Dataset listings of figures
····················

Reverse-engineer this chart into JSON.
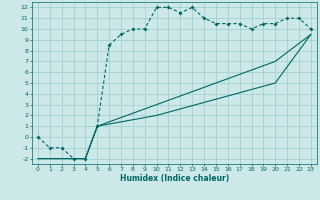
{
  "title": "",
  "xlabel": "Humidex (Indice chaleur)",
  "background_color": "#cce8e8",
  "grid_color": "#99cccc",
  "line_color": "#006666",
  "xlim": [
    -0.5,
    23.5
  ],
  "ylim": [
    -2.5,
    12.5
  ],
  "xticks": [
    0,
    1,
    2,
    3,
    4,
    5,
    6,
    7,
    8,
    9,
    10,
    11,
    12,
    13,
    14,
    15,
    16,
    17,
    18,
    19,
    20,
    21,
    22,
    23
  ],
  "yticks": [
    -2,
    -1,
    0,
    1,
    2,
    3,
    4,
    5,
    6,
    7,
    8,
    9,
    10,
    11,
    12
  ],
  "line1_x": [
    0,
    1,
    2,
    3,
    4,
    5,
    6,
    7,
    8,
    9,
    10,
    11,
    12,
    13,
    14,
    15,
    16,
    17,
    18,
    19,
    20,
    21,
    22,
    23
  ],
  "line1_y": [
    0,
    -1,
    -1,
    -2,
    -2,
    1,
    8.5,
    9.5,
    10,
    10,
    12,
    12,
    11.5,
    12,
    11,
    10.5,
    10.5,
    10.5,
    10,
    10.5,
    10.5,
    11,
    11,
    10
  ],
  "line2_x": [
    0,
    4,
    5,
    10,
    15,
    20,
    23
  ],
  "line2_y": [
    -2,
    -2,
    1,
    2,
    3.5,
    5,
    9.5
  ],
  "line3_x": [
    0,
    4,
    5,
    10,
    15,
    20,
    23
  ],
  "line3_y": [
    -2,
    -2,
    1,
    3,
    5,
    7,
    9.5
  ],
  "marker_size": 2.0,
  "line_width": 0.8,
  "tick_fontsize": 4.5,
  "xlabel_fontsize": 5.5
}
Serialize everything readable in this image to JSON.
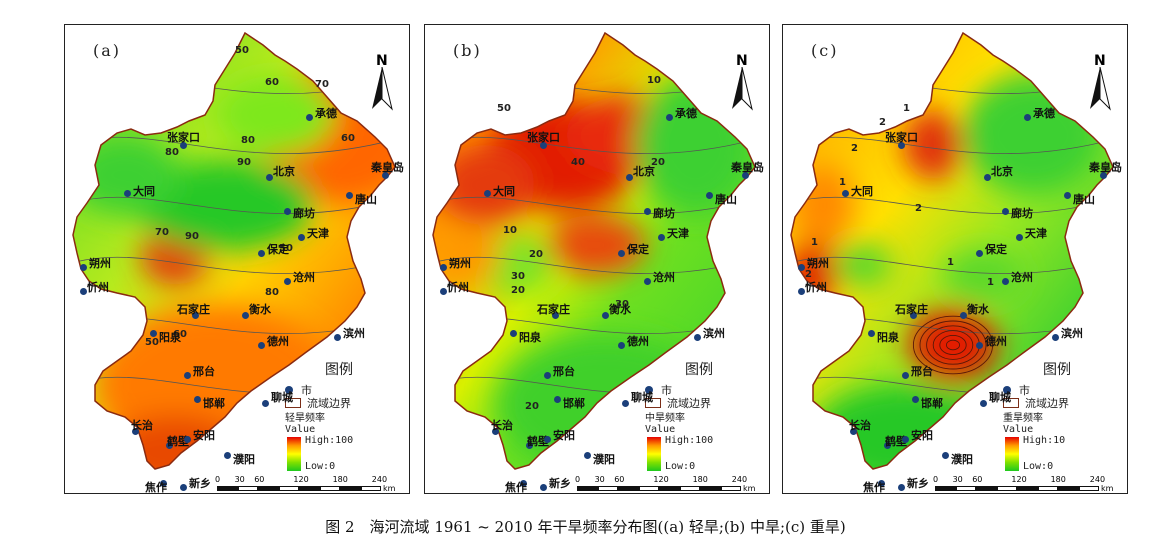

····················

What you need to do => Reproduce each entry precisely. Leave the pictures out.

Result for this task =>
Reverse-engineer this chart into JSON.
{
  "title": "",
  "xlabel": "Humidex (Indice chaleur)",
  "background_color": "#cce8e8",
  "grid_color": "#99cccc",
  "line_color": "#006666",
  "xlim": [
    -0.5,
    23.5
  ],
  "ylim": [
    -2.5,
    12.5
  ],
  "xticks": [
    0,
    1,
    2,
    3,
    4,
    5,
    6,
    7,
    8,
    9,
    10,
    11,
    12,
    13,
    14,
    15,
    16,
    17,
    18,
    19,
    20,
    21,
    22,
    23
  ],
  "yticks": [
    -2,
    -1,
    0,
    1,
    2,
    3,
    4,
    5,
    6,
    7,
    8,
    9,
    10,
    11,
    12
  ],
  "line1_x": [
    0,
    1,
    2,
    3,
    4,
    5,
    6,
    7,
    8,
    9,
    10,
    11,
    12,
    13,
    14,
    15,
    16,
    17,
    18,
    19,
    20,
    21,
    22,
    23
  ],
  "line1_y": [
    0,
    -1,
    -1,
    -2,
    -2,
    1,
    8.5,
    9.5,
    10,
    10,
    12,
    12,
    11.5,
    12,
    11,
    10.5,
    10.5,
    10.5,
    10,
    10.5,
    10.5,
    11,
    11,
    10
  ],
  "line2_x": [
    0,
    4,
    5,
    10,
    15,
    20,
    23
  ],
  "line2_y": [
    -2,
    -2,
    1,
    2,
    3.5,
    5,
    9.5
  ],
  "line3_x": [
    0,
    4,
    5,
    10,
    15,
    20,
    23
  ],
  "line3_y": [
    -2,
    -2,
    1,
    3,
    5,
    7,
    9.5
  ],
  "marker_size": 2.0,
  "line_width": 0.8,
  "tick_fontsize": 4.5,
  "xlabel_fontsize": 5.5
}
Serialize everything readable in this image to JSON.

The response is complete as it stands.